ROWS:
►

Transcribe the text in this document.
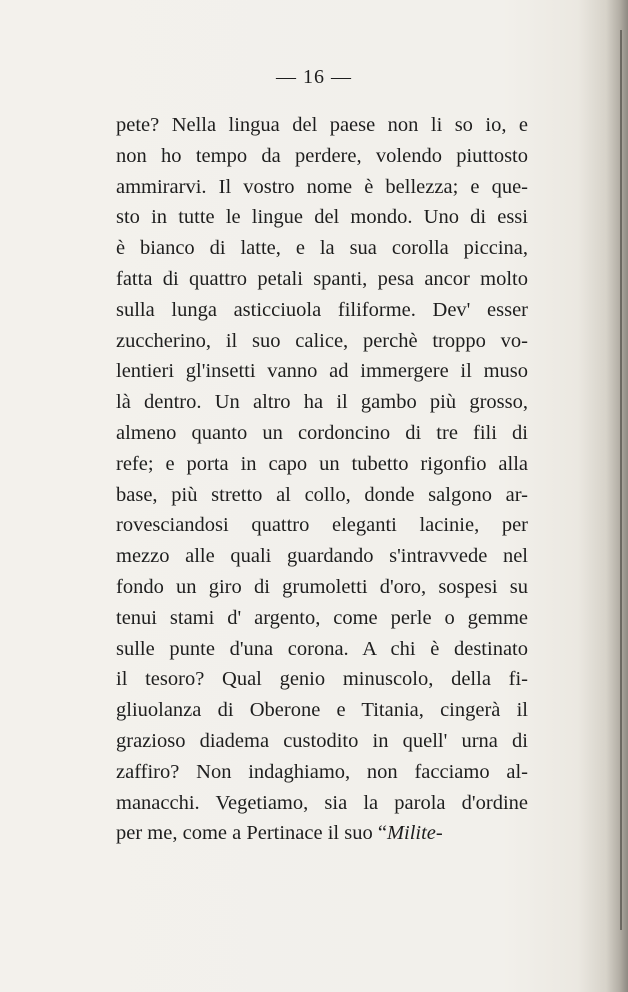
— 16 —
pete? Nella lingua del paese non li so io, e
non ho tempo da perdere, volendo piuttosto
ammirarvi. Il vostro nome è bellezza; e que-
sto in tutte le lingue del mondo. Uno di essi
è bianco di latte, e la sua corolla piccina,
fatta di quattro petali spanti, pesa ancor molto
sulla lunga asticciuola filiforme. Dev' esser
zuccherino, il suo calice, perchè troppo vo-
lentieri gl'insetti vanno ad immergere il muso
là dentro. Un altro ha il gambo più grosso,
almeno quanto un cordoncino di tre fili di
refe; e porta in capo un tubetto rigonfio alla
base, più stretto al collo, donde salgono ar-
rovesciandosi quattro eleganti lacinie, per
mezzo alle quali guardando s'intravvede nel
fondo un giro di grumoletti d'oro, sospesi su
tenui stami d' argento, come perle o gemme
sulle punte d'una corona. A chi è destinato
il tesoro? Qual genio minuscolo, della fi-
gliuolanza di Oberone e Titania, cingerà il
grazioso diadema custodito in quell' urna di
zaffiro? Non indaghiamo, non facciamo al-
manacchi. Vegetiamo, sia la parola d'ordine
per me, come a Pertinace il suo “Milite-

◄
►

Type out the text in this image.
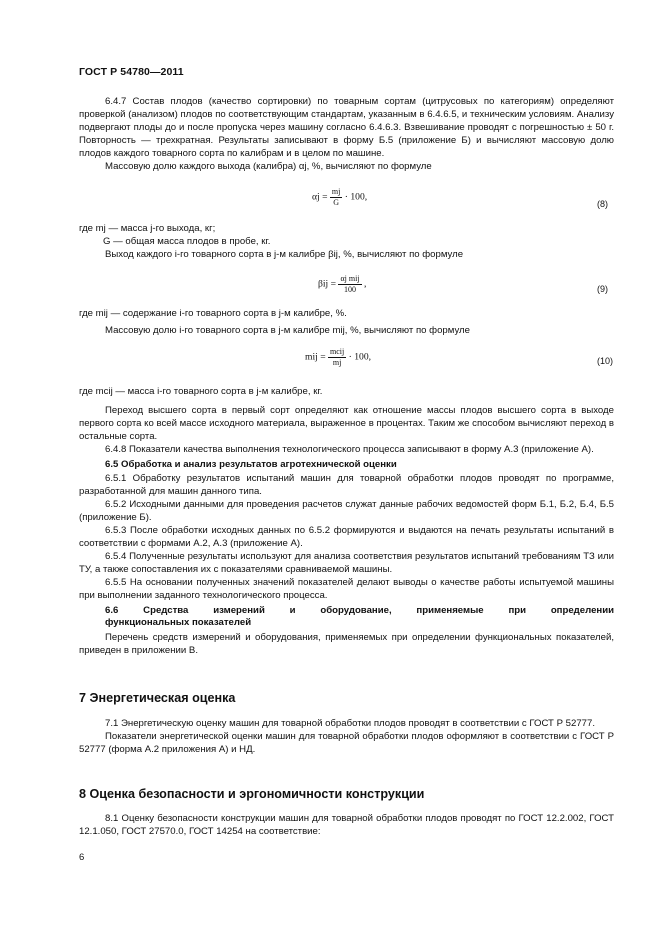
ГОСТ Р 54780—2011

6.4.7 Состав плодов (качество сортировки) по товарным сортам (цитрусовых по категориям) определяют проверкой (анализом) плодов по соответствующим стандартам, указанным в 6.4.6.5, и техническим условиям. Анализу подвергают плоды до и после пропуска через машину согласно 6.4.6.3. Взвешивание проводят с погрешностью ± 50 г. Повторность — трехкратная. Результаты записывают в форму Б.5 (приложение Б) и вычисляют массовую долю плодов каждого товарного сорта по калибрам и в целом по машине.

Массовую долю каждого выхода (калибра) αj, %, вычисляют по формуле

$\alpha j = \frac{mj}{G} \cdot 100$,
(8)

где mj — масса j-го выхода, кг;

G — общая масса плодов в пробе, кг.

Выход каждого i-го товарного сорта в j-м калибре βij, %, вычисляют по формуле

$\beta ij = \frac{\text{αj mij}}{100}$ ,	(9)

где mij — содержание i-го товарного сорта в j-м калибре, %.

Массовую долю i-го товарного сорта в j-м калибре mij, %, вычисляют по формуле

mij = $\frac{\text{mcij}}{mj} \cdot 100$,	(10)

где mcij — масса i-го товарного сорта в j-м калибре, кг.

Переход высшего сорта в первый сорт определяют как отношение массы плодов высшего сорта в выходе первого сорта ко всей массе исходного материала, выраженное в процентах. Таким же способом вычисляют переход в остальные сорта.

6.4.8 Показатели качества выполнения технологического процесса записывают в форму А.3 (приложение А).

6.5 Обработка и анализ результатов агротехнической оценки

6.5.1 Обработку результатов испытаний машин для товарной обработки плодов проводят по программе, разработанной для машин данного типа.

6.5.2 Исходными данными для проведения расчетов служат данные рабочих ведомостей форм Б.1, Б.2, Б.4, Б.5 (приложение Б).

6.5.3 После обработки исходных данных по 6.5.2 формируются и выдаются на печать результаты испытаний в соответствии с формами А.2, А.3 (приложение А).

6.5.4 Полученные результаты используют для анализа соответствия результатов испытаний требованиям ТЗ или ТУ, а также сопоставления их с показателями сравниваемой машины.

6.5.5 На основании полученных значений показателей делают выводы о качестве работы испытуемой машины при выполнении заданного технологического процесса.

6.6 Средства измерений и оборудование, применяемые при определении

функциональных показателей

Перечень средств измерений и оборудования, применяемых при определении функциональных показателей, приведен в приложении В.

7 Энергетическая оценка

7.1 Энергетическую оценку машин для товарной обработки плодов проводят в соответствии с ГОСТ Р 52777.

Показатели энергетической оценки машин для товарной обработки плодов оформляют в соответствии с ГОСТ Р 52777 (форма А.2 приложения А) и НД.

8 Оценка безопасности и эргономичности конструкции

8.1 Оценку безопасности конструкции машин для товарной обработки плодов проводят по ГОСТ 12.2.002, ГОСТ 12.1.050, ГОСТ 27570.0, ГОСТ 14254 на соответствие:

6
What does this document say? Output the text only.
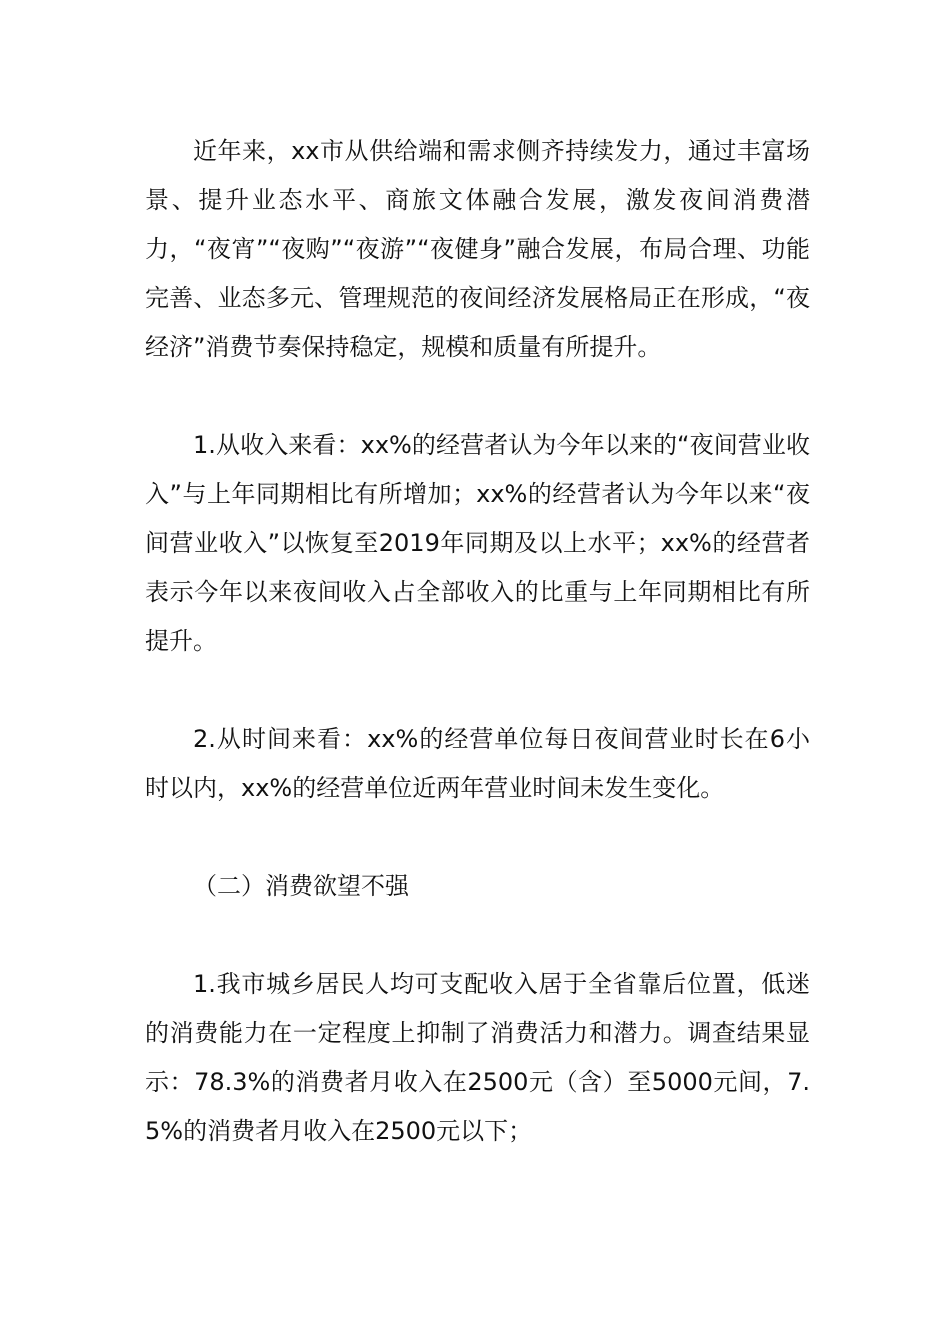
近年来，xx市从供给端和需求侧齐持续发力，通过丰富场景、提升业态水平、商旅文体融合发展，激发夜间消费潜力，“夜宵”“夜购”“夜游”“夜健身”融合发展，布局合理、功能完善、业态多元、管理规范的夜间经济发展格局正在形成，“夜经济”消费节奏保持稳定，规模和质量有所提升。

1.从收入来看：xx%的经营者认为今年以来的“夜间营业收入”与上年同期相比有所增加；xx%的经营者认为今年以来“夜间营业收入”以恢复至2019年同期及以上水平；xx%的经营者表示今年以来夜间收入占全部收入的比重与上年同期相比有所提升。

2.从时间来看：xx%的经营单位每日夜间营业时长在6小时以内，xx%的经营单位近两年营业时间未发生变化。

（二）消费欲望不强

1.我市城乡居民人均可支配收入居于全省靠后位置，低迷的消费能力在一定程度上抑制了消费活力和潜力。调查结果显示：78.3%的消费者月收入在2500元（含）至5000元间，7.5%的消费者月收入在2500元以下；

◄
►

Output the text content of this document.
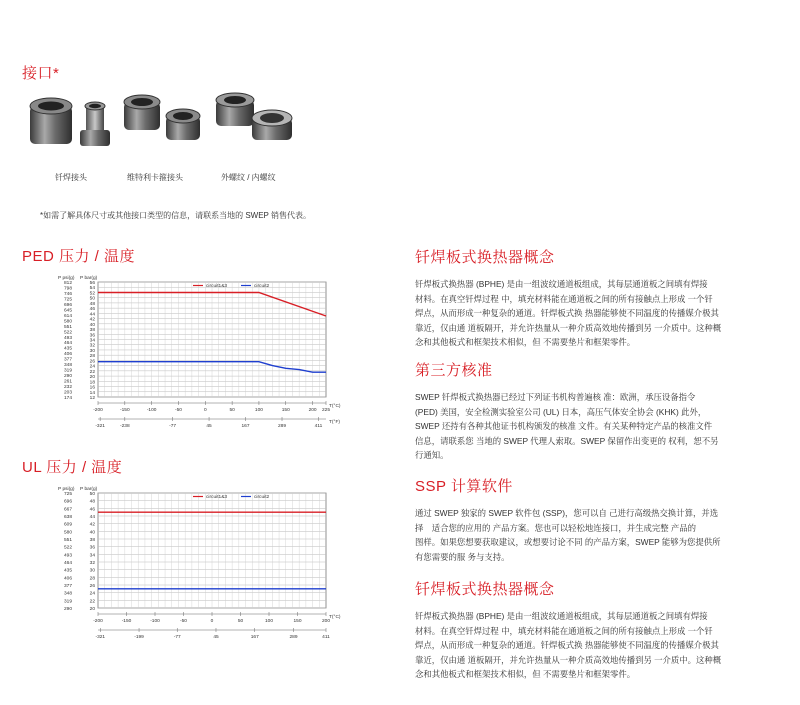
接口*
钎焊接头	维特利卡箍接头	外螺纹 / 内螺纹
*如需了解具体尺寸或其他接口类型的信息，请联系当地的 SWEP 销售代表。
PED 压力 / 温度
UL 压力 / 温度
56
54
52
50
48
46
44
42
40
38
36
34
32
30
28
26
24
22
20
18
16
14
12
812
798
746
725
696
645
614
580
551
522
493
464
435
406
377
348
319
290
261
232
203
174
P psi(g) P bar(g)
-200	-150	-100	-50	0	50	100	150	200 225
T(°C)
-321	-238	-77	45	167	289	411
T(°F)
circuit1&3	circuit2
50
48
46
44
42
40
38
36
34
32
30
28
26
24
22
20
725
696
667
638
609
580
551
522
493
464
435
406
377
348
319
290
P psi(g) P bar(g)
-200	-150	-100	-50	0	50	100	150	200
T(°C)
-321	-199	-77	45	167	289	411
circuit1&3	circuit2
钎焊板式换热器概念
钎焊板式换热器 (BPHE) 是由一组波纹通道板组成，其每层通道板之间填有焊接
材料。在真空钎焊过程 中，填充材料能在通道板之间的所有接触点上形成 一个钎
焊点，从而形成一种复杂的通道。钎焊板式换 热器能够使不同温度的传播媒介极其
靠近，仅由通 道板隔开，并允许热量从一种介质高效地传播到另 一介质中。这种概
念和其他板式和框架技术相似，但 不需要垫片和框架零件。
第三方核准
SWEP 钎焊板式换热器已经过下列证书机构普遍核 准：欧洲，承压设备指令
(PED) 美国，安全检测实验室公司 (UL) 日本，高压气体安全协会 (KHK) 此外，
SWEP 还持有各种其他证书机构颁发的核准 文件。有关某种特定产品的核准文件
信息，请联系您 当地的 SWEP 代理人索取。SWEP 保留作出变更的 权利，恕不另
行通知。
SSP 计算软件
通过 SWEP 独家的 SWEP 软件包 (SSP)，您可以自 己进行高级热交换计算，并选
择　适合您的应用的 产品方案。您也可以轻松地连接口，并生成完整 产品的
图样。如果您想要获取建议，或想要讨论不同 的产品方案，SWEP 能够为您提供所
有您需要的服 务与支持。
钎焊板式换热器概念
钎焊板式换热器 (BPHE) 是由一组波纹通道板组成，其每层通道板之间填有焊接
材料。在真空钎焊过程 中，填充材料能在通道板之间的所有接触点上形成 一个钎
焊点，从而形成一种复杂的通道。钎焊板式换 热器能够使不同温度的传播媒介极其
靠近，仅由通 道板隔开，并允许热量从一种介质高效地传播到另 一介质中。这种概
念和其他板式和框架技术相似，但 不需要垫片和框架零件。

◄

PROBLEM STATEMENT: Give only the number of lines in the records that contain the string "машины".

EXERCISE RESPONSE: 2